# START OF DATASET CONTENT

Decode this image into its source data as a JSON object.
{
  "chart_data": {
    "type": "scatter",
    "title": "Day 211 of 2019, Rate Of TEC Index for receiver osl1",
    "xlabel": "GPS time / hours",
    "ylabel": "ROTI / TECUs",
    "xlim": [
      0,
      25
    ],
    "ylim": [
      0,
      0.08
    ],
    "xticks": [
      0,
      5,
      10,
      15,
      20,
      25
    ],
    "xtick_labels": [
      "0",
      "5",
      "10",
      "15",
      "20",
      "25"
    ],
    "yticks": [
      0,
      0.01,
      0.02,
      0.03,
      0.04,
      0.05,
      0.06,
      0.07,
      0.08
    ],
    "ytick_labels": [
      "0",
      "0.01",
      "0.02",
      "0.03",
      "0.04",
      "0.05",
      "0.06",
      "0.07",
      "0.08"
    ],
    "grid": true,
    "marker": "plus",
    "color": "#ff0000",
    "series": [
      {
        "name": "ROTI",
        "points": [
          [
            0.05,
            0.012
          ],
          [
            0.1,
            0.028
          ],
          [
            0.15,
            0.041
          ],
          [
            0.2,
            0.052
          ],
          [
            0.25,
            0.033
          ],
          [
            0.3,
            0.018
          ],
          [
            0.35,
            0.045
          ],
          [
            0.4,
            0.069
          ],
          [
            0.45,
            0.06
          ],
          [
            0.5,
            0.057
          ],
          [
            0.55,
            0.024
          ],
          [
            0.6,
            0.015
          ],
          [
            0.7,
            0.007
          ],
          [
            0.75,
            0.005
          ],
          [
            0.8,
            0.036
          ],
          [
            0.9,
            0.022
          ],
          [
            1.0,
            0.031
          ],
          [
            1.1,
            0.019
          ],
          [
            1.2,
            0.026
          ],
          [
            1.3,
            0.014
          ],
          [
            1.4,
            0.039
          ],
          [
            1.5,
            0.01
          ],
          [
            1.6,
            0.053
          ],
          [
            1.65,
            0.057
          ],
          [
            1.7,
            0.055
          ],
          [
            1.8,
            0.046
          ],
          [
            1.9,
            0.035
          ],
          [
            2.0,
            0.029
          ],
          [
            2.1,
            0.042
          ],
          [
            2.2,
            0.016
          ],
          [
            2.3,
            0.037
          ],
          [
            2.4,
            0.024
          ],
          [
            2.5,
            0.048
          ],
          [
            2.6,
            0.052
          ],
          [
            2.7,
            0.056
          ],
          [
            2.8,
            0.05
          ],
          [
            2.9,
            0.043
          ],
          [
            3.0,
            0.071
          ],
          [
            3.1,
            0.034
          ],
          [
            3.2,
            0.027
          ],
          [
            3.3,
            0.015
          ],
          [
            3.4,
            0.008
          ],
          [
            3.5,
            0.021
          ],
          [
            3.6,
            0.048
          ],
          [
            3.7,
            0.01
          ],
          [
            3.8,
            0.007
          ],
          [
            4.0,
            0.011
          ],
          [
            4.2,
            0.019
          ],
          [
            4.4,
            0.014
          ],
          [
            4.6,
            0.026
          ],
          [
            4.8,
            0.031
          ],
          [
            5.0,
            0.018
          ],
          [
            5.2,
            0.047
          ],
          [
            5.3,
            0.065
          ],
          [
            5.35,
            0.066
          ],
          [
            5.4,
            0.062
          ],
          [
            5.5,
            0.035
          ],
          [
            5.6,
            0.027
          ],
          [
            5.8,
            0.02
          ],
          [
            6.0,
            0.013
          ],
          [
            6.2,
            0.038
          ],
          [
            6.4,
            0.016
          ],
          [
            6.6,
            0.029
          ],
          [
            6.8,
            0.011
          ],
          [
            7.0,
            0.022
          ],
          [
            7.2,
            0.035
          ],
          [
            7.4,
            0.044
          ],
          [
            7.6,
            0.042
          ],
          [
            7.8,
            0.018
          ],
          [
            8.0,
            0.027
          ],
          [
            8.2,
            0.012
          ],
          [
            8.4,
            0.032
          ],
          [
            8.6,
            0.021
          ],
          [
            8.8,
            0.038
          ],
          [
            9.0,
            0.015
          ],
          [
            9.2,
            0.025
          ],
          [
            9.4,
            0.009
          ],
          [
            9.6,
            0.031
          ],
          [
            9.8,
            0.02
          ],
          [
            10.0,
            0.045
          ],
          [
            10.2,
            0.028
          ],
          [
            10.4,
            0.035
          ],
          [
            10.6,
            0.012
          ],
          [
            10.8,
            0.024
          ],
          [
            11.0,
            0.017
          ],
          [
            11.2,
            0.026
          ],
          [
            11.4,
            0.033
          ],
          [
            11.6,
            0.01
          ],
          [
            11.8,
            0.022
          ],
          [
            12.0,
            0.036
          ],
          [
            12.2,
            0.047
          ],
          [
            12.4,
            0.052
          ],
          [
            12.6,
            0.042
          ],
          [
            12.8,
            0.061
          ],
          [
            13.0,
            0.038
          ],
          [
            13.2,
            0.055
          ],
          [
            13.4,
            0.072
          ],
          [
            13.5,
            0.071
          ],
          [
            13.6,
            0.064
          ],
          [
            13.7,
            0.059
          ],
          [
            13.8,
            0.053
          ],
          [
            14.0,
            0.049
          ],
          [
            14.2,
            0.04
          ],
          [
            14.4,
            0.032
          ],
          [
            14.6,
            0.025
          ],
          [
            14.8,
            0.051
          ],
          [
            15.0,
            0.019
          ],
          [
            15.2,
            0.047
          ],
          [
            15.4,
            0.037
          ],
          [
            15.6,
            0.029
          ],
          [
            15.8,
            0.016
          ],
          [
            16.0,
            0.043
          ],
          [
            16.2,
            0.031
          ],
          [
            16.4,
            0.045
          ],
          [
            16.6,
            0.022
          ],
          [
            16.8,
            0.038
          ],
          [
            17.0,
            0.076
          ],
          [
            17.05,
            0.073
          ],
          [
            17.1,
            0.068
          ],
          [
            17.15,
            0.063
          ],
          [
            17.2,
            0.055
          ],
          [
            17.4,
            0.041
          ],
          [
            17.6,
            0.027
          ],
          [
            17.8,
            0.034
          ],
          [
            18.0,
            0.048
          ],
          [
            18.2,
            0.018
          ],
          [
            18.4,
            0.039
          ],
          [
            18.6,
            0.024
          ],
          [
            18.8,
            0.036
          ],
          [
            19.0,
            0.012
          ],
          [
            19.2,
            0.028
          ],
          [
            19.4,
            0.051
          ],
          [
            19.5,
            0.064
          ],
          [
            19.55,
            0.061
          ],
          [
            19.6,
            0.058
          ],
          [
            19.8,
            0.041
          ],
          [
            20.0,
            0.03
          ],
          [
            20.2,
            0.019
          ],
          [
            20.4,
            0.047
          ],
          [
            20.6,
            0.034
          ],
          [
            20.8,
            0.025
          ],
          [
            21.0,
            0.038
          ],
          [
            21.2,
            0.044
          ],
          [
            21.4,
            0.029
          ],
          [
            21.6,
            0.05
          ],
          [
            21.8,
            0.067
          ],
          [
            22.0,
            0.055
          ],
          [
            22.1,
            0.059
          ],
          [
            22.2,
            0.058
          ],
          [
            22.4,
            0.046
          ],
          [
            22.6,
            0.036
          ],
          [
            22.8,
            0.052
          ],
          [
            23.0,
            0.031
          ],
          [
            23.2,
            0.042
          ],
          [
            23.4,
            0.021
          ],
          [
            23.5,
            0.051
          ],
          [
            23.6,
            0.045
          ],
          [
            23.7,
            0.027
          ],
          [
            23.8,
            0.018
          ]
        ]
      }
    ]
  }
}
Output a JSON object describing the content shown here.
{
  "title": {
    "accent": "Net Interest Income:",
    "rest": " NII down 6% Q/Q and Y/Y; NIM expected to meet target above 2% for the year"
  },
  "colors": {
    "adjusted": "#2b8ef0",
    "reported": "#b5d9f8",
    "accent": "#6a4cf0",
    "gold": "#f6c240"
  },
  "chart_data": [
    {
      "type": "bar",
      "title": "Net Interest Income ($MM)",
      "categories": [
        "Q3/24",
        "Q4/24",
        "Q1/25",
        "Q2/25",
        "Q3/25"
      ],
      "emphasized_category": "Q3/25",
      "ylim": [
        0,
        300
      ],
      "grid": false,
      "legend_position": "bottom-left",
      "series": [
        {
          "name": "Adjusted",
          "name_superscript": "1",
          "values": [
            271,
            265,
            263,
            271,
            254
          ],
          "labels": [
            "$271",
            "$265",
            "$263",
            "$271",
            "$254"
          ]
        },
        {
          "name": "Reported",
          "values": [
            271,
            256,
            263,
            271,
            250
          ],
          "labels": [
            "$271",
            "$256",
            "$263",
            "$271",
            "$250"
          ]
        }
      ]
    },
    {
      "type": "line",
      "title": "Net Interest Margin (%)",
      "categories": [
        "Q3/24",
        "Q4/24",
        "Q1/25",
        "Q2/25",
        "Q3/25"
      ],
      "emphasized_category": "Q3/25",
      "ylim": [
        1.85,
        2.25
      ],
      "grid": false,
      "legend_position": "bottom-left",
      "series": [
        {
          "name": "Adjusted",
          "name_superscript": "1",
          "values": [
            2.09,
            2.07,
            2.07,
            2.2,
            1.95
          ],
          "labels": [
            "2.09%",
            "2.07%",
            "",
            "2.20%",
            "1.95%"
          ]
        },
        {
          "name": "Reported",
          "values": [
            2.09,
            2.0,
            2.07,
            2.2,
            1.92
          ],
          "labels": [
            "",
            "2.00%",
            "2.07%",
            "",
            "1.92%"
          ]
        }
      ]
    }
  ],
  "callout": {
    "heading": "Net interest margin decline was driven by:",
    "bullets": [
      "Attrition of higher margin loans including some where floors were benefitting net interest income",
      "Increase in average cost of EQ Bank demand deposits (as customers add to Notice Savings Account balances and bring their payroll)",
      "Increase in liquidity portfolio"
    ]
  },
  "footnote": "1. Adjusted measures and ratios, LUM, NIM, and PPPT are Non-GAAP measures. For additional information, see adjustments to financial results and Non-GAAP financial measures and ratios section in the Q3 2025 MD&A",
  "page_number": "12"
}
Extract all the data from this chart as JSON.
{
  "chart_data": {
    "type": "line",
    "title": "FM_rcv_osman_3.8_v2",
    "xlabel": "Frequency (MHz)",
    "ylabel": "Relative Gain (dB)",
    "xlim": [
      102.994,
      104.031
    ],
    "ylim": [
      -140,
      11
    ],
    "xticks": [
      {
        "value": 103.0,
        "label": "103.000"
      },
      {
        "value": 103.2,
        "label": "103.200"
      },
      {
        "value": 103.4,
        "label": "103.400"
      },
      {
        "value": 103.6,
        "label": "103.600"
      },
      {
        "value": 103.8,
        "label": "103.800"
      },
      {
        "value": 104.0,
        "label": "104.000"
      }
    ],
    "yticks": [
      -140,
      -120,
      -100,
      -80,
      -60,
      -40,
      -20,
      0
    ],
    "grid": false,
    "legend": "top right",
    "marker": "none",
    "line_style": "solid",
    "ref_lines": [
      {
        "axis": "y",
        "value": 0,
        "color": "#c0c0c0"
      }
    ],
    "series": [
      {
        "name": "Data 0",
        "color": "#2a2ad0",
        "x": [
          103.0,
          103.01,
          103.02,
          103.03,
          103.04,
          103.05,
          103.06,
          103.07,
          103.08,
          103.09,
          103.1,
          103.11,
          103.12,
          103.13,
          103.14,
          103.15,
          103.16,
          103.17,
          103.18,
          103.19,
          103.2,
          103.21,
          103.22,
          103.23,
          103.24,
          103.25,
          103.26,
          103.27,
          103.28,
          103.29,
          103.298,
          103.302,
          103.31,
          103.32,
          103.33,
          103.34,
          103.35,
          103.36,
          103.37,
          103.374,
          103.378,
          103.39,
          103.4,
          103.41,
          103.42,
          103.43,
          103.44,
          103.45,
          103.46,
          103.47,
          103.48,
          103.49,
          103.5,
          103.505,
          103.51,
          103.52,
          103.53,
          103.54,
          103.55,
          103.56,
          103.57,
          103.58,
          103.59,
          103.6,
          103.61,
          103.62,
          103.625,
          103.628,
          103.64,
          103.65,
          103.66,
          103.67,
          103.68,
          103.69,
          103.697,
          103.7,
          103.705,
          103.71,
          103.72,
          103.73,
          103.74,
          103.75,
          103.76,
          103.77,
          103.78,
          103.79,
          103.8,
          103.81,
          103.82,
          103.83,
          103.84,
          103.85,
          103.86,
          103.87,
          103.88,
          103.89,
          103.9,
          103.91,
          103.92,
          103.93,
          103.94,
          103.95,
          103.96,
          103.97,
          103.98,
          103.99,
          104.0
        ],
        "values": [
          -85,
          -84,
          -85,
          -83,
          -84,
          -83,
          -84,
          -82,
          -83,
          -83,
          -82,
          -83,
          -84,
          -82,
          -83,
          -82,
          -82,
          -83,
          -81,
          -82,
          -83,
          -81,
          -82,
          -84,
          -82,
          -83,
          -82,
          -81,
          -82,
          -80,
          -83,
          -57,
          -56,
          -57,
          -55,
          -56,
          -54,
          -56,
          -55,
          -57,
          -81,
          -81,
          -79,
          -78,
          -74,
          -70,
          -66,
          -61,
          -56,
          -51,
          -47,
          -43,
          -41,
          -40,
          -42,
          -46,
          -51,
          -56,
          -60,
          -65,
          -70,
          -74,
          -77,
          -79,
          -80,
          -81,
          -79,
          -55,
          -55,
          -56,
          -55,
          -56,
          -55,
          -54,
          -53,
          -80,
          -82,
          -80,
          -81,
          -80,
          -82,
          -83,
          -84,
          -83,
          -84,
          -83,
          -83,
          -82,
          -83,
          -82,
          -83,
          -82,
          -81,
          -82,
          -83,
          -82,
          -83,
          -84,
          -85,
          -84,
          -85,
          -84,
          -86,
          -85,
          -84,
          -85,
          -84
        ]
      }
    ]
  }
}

# END OF DATASET CONTENT

## TASK OBJECTIVE
Read the data above and pull out each line that holds the string "type".

## THE RESULT
    "type": "scatter",
      "type": "bar",
      "type": "line",
    "type": "line",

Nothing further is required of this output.